**PROBLEM TO WORK ON:**
Show each line of the data below that has the string "arrhythmia" in it.

Saved entries
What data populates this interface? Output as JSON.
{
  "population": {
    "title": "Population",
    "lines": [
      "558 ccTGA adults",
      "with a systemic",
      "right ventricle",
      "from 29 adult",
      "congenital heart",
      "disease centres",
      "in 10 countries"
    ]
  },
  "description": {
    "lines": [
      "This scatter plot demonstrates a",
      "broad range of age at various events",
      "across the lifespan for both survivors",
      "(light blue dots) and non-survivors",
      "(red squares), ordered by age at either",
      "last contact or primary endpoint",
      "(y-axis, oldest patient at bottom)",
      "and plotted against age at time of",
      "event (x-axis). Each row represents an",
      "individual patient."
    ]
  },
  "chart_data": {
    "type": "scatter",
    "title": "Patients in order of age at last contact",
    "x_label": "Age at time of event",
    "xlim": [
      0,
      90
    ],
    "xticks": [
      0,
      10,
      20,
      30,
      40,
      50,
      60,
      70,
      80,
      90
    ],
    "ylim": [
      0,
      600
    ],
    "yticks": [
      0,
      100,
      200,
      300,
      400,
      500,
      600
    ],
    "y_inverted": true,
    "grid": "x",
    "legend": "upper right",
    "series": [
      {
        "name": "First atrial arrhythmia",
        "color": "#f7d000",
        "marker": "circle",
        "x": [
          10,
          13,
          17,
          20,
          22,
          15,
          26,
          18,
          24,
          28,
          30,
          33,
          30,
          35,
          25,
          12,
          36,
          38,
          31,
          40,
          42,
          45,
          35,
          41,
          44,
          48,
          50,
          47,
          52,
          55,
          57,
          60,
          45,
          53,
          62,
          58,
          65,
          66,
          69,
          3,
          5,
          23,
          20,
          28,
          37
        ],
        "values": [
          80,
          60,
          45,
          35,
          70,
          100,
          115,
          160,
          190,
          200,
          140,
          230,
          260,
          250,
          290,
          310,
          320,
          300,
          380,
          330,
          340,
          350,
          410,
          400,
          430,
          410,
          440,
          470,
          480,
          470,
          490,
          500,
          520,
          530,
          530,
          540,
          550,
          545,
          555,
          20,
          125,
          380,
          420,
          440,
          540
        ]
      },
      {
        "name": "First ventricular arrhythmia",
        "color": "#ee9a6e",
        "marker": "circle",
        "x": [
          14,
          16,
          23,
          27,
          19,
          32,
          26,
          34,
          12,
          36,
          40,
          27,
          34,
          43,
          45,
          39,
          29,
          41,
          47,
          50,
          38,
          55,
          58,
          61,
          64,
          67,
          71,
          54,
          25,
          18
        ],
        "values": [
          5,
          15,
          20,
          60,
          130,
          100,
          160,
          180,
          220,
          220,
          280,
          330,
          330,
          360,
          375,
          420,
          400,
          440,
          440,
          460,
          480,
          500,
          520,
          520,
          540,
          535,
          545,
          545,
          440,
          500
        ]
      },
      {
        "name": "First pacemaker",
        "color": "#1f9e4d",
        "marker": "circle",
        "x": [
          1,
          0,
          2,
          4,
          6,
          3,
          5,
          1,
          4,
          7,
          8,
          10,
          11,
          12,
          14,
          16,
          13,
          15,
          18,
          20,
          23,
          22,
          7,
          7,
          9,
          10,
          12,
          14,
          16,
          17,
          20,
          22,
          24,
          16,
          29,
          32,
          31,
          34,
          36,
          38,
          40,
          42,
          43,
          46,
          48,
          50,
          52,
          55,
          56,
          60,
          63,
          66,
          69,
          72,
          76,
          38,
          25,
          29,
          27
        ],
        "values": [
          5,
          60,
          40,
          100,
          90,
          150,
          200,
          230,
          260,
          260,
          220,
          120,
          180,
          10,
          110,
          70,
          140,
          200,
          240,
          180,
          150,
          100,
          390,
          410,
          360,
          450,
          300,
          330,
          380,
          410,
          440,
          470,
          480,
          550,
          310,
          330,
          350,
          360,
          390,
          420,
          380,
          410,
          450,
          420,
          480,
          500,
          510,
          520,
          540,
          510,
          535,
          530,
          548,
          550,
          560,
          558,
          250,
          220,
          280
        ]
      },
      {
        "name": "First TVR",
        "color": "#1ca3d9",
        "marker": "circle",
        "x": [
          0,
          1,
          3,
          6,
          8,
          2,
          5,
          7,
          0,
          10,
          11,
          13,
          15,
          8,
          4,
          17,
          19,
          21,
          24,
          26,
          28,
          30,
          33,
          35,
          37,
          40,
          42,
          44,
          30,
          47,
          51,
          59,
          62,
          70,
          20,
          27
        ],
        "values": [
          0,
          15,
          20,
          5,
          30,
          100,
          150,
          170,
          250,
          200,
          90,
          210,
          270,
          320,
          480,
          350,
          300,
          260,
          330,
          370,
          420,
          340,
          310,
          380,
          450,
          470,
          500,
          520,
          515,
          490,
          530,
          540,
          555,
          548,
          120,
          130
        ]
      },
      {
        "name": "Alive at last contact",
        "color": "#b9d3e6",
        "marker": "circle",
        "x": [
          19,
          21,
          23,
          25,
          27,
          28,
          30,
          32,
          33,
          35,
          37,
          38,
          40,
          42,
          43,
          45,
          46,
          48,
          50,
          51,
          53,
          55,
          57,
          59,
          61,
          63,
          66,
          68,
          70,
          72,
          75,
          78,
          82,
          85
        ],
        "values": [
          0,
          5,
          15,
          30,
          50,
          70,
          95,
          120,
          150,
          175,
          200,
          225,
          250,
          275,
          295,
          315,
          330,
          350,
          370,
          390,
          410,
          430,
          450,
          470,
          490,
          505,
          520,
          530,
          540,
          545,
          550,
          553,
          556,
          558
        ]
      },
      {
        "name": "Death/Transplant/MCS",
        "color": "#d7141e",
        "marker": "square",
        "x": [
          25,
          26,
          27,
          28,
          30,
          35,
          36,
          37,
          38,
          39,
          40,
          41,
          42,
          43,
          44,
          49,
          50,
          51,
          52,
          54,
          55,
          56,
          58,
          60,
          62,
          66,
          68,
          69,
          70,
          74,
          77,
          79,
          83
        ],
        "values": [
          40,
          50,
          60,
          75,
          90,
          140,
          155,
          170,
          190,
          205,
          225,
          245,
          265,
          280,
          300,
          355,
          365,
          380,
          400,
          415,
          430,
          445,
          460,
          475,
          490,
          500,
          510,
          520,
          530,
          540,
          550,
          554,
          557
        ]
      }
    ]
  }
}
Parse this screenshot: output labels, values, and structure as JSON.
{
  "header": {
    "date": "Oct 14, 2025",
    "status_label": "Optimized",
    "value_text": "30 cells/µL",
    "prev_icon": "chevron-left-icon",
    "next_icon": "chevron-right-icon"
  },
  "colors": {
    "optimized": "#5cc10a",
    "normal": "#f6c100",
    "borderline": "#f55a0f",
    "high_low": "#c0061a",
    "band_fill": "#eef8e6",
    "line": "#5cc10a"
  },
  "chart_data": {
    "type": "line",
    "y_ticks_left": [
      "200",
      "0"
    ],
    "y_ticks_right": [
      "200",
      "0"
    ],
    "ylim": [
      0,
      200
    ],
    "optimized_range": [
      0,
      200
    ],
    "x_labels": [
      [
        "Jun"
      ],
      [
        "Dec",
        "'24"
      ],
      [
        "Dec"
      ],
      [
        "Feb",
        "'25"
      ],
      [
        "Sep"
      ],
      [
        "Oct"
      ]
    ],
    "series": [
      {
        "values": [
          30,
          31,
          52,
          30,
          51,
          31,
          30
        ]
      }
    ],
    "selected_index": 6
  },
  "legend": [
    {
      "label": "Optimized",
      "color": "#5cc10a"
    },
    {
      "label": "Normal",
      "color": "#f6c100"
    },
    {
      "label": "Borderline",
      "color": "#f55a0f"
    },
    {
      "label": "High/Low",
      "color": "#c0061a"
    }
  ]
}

**EXERCISE RESULT:**
        "name": "First atrial arrhythmia",
        "name": "First ventricular arrhythmia",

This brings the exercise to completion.